:: DATASET ROWS ::
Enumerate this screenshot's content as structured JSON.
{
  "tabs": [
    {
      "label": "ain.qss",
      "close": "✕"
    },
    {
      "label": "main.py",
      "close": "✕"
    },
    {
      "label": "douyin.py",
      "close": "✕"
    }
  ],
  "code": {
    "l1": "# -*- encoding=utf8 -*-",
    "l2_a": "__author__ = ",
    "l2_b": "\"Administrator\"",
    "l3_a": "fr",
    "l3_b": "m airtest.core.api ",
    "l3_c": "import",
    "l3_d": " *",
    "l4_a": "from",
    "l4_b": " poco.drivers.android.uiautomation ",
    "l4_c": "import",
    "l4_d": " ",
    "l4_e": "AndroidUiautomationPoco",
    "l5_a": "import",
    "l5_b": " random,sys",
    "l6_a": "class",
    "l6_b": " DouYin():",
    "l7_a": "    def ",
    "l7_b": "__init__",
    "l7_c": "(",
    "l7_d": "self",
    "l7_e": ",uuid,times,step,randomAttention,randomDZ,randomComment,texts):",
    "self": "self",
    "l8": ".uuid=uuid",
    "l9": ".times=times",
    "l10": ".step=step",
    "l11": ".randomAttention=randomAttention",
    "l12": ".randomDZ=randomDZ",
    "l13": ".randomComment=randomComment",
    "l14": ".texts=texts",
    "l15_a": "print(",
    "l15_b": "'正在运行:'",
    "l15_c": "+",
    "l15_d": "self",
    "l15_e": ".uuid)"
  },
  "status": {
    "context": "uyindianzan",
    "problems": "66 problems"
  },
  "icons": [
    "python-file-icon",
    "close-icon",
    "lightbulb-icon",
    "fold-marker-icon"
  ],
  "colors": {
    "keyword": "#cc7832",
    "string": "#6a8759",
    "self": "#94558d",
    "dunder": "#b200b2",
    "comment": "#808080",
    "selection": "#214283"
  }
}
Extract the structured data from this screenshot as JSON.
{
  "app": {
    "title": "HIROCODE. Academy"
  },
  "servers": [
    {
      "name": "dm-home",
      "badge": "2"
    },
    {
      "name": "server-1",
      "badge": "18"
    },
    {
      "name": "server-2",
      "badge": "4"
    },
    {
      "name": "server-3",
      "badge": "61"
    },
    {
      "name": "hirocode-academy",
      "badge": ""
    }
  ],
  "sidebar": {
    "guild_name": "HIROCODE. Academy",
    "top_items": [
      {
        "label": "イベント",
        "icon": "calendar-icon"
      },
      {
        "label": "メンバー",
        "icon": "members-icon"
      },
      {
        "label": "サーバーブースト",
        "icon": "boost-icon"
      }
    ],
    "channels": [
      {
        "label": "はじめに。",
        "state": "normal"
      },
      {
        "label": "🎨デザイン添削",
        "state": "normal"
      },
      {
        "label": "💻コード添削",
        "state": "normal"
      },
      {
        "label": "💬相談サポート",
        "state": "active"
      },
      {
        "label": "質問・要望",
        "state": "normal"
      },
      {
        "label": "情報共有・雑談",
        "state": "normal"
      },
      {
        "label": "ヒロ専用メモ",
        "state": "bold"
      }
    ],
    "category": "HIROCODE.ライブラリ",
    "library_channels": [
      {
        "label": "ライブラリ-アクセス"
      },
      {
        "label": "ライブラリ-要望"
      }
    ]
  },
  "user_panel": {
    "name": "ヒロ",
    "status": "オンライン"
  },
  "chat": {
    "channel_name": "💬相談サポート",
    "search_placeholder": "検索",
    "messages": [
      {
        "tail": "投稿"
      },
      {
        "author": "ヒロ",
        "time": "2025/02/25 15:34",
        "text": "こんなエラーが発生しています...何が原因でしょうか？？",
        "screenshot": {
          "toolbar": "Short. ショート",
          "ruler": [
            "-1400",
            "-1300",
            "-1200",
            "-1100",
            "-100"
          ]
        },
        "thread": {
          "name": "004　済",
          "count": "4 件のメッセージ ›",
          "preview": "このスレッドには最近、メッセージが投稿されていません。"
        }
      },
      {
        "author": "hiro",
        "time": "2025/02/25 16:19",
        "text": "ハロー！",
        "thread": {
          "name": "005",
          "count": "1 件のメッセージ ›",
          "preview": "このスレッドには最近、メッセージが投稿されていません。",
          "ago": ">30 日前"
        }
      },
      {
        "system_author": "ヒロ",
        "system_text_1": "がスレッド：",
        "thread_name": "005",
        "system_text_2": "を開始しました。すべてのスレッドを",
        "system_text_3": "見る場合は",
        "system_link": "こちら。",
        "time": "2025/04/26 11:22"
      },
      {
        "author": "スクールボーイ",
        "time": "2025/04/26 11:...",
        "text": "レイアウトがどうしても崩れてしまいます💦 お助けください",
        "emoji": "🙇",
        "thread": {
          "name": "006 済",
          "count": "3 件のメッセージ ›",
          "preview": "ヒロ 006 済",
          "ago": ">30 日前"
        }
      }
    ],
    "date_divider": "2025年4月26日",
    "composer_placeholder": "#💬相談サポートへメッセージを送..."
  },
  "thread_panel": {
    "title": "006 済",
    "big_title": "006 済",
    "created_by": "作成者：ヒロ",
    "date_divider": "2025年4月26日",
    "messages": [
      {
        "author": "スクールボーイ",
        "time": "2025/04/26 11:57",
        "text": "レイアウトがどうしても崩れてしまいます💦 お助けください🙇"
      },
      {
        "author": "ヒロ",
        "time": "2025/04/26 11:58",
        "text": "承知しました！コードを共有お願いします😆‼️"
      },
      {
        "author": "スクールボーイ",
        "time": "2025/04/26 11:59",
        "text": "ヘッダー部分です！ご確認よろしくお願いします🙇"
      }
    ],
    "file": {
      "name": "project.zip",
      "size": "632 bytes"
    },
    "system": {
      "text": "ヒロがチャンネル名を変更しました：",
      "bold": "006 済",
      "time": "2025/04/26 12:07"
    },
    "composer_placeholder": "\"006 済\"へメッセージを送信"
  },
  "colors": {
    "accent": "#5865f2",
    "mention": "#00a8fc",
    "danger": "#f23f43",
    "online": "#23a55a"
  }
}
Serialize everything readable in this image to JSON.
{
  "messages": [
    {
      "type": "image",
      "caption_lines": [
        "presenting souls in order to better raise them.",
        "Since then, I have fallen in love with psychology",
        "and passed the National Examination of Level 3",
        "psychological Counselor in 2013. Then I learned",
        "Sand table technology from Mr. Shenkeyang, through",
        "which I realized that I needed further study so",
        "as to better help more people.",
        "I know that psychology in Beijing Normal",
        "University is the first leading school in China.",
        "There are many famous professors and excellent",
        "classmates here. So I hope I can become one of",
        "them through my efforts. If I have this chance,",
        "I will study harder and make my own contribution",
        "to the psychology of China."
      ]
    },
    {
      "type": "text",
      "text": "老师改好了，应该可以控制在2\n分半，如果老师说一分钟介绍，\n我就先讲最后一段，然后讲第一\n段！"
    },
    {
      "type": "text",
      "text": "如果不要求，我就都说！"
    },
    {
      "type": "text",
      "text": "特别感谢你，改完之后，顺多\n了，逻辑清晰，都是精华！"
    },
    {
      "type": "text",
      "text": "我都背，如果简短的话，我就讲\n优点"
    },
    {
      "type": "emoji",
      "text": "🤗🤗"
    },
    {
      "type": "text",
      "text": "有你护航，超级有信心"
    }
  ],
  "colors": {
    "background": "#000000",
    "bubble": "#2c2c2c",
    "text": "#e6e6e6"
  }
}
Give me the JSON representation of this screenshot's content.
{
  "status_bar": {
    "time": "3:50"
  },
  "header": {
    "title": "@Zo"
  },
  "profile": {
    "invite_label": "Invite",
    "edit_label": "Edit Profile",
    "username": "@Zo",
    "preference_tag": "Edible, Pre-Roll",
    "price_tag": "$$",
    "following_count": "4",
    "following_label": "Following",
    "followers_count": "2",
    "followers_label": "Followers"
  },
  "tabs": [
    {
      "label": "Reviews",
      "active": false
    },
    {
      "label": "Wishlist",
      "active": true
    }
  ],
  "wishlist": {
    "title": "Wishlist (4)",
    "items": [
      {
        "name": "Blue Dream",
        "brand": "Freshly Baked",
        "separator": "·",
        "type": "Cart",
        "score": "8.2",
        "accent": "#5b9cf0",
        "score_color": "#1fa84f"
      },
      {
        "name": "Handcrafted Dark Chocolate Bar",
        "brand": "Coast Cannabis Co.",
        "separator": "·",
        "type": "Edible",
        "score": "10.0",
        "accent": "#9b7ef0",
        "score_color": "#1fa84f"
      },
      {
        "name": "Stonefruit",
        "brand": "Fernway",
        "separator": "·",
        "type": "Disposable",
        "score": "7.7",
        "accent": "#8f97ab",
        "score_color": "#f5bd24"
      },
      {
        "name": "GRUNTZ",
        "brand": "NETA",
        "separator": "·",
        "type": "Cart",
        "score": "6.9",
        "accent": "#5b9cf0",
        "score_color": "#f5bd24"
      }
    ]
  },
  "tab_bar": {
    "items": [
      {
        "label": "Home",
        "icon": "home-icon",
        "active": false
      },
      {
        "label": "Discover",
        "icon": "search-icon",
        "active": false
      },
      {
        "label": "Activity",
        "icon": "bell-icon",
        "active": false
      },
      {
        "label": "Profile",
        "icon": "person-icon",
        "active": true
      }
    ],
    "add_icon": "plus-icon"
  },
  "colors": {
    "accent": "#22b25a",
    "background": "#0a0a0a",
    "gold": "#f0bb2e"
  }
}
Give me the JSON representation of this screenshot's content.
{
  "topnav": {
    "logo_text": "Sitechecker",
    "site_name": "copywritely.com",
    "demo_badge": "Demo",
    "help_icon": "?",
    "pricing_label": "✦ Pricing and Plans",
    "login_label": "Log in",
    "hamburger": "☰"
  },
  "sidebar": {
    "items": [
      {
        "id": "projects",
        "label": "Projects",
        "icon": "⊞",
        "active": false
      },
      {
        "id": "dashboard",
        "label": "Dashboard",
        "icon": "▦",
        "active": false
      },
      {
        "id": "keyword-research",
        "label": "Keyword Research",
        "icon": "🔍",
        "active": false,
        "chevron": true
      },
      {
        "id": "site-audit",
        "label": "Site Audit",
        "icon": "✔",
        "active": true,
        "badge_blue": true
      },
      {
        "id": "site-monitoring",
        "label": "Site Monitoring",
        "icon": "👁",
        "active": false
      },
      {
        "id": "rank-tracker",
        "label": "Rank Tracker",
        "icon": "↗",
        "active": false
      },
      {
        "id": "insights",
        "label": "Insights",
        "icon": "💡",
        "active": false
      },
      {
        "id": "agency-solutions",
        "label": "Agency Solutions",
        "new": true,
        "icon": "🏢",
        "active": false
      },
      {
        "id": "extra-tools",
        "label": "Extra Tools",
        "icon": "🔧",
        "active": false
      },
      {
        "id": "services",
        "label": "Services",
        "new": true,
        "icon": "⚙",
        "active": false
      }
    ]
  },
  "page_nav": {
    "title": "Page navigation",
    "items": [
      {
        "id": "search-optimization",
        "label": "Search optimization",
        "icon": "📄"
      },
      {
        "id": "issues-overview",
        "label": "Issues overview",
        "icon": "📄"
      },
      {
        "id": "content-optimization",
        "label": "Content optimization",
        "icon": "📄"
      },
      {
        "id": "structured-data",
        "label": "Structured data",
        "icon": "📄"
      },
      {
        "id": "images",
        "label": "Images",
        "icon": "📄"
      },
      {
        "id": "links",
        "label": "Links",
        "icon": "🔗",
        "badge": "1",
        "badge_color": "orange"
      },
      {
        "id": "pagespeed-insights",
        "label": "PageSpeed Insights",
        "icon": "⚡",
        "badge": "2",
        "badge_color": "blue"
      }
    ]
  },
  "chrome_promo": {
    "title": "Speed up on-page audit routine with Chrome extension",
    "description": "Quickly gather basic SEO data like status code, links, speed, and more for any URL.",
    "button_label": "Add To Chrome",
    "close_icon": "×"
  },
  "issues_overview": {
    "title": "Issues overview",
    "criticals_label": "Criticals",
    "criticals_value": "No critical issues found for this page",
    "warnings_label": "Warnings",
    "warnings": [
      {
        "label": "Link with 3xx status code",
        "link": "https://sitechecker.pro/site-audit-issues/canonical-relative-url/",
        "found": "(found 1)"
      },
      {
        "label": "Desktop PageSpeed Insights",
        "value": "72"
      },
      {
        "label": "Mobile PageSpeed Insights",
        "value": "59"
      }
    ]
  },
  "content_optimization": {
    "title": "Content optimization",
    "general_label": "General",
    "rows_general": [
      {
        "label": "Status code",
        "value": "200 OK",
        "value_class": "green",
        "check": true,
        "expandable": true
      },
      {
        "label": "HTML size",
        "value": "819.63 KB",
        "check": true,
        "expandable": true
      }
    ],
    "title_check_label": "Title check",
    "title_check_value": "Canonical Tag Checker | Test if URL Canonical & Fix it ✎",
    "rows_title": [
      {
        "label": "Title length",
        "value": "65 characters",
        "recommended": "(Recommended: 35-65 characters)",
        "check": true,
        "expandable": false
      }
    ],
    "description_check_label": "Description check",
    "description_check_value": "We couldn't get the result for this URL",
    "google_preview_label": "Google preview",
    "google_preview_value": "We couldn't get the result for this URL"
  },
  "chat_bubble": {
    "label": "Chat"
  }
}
:::
AIM OF THE EXERCISE> Gather every line from the entries above where the word "better" appears, and copy them.

RESPONSE TO THE TASK>
        "presenting souls in order to better raise them.",
        "as to better help more people.",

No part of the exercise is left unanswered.